Given exercise: Provide nothing but the number of lines containing the string "Human".

(Dataset entries)

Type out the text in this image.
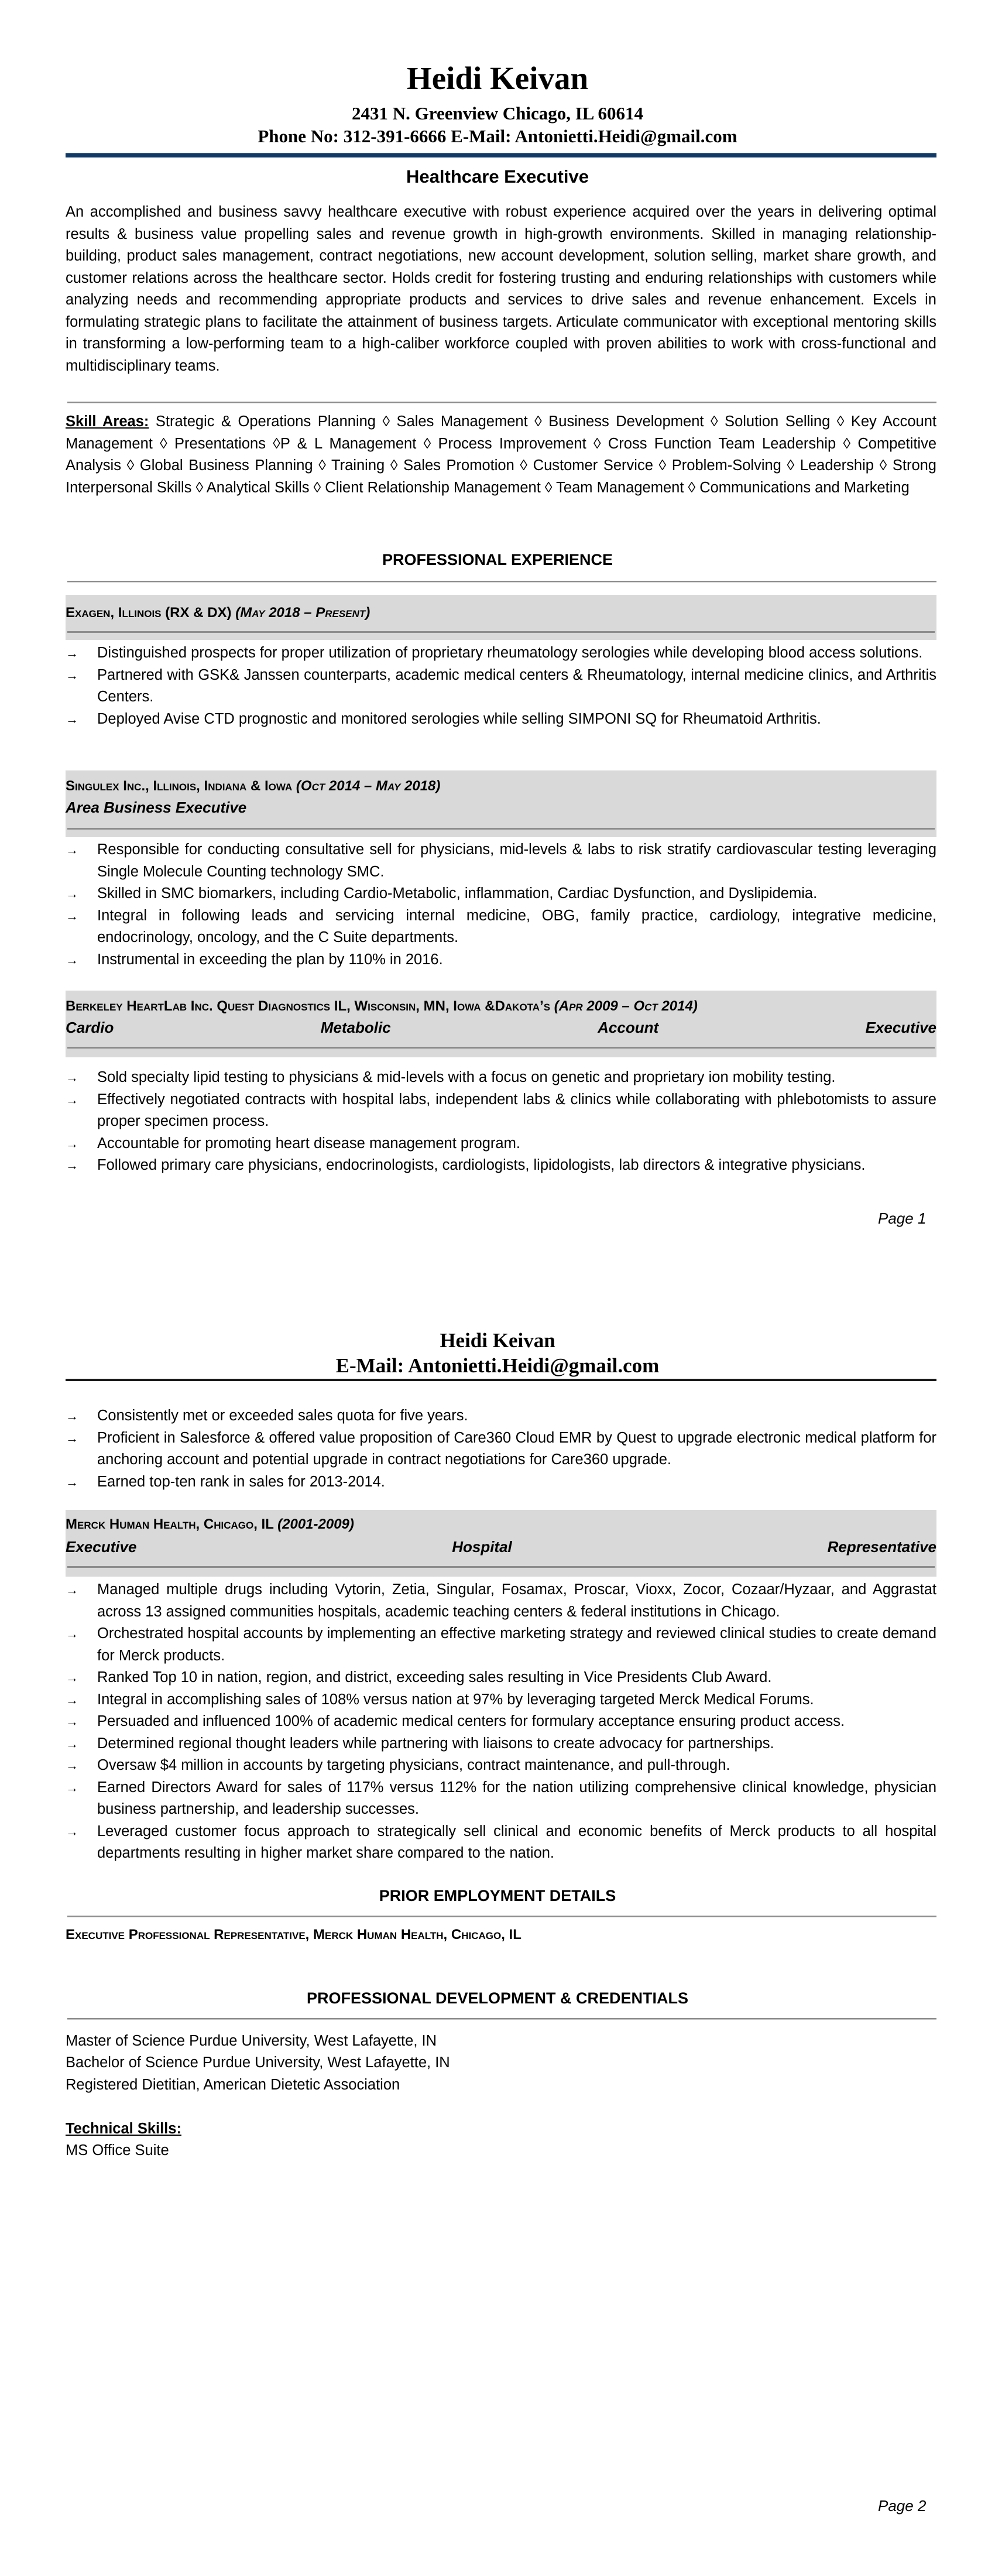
Heidi Keivan
2431 N. Greenview Chicago, IL 60614
Phone No: 312-391-6666 E-Mail: Antonietti.Heidi@gmail.com
Healthcare Executive
An accomplished and business savvy healthcare executive with robust experience acquired over the years in delivering optimal results & business value propelling sales and revenue growth in high-growth environments. Skilled in managing relationship-building, product sales management, contract negotiations, new account development, solution selling, market share growth, and customer relations across the healthcare sector. Holds credit for fostering trusting and enduring relationships with customers while analyzing needs and recommending appropriate products and services to drive sales and revenue enhancement. Excels in formulating strategic plans to facilitate the attainment of business targets. Articulate communicator with exceptional mentoring skills in transforming a low-performing team to a high-caliber workforce coupled with proven abilities to work with cross-functional and multidisciplinary teams.
Skill Areas: Strategic & Operations Planning ◊ Sales Management ◊ Business Development ◊ Solution Selling ◊ Key Account Management ◊ Presentations ◊P & L Management ◊ Process Improvement ◊ Cross Function Team Leadership ◊ Competitive Analysis ◊ Global Business Planning ◊ Training ◊ Sales Promotion ◊ Customer Service ◊ Problem-Solving ◊ Leadership ◊ Strong Interpersonal Skills ◊ Analytical Skills ◊ Client Relationship Management ◊ Team Management ◊ Communications and Marketing
PROFESSIONAL EXPERIENCE
Exagen, Illinois (RX & DX) (May 2018 – Present)
→ Distinguished prospects for proper utilization of proprietary rheumatology serologies while developing blood access solutions.
→ Partnered with GSK& Janssen counterparts, academic medical centers & Rheumatology, internal medicine clinics, and Arthritis Centers.
→ Deployed Avise CTD prognostic and monitored serologies while selling SIMPONI SQ for Rheumatoid Arthritis.
Singulex Inc., Illinois, Indiana & Iowa (Oct 2014 – May 2018)
Area Business Executive
→ Responsible for conducting consultative sell for physicians, mid-levels & labs to risk stratify cardiovascular testing leveraging Single Molecule Counting technology SMC.
→ Skilled in SMC biomarkers, including Cardio-Metabolic, inflammation, Cardiac Dysfunction, and Dyslipidemia.
→ Integral in following leads and servicing internal medicine, OBG, family practice, cardiology, integrative medicine, endocrinology, oncology, and the C Suite departments.
→ Instrumental in exceeding the plan by 110% in 2016.
Berkeley HeartLab Inc. Quest Diagnostics IL, Wisconsin, MN, Iowa &Dakota’s (Apr 2009 – Oct 2014)
Cardio	Metabolic	Account	Executive
→ Sold specialty lipid testing to physicians & mid-levels with a focus on genetic and proprietary ion mobility testing.
→ Effectively negotiated contracts with hospital labs, independent labs & clinics while collaborating with phlebotomists to assure proper specimen process.
→ Accountable for promoting heart disease management program.
→ Followed primary care physicians, endocrinologists, cardiologists, lipidologists, lab directors & integrative physicians.
Page 1
Heidi Keivan
E-Mail: Antonietti.Heidi@gmail.com
→ Consistently met or exceeded sales quota for five years.
→ Proficient in Salesforce & offered value proposition of Care360 Cloud EMR by Quest to upgrade electronic medical platform for anchoring account and potential upgrade in contract negotiations for Care360 upgrade.
→ Earned top-ten rank in sales for 2013-2014.
Merck Human Health, Chicago, IL (2001-2009)
Executive	Hospital	Representative
→ Managed multiple drugs including Vytorin, Zetia, Singular, Fosamax, Proscar, Vioxx, Zocor, Cozaar/Hyzaar, and Aggrastat across 13 assigned communities hospitals, academic teaching centers & federal institutions in Chicago.
→ Orchestrated hospital accounts by implementing an effective marketing strategy and reviewed clinical studies to create demand for Merck products.
→ Ranked Top 10 in nation, region, and district, exceeding sales resulting in Vice Presidents Club Award.
→ Integral in accomplishing sales of 108% versus nation at 97% by leveraging targeted Merck Medical Forums.
→ Persuaded and influenced 100% of academic medical centers for formulary acceptance ensuring product access.
→ Determined regional thought leaders while partnering with liaisons to create advocacy for partnerships.
→ Oversaw $4 million in accounts by targeting physicians, contract maintenance, and pull-through.
→ Earned Directors Award for sales of 117% versus 112% for the nation utilizing comprehensive clinical knowledge, physician business partnership, and leadership successes.
→ Leveraged customer focus approach to strategically sell clinical and economic benefits of Merck products to all hospital departments resulting in higher market share compared to the nation.
PRIOR EMPLOYMENT DETAILS
Executive Professional Representative, Merck Human Health, Chicago, IL
PROFESSIONAL DEVELOPMENT & CREDENTIALS
Master of Science Purdue University, West Lafayette, IN
Bachelor of Science Purdue University, West Lafayette, IN
Registered Dietitian, American Dietetic Association
Technical Skills:
MS Office Suite
Page 2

Solution to the problem: 2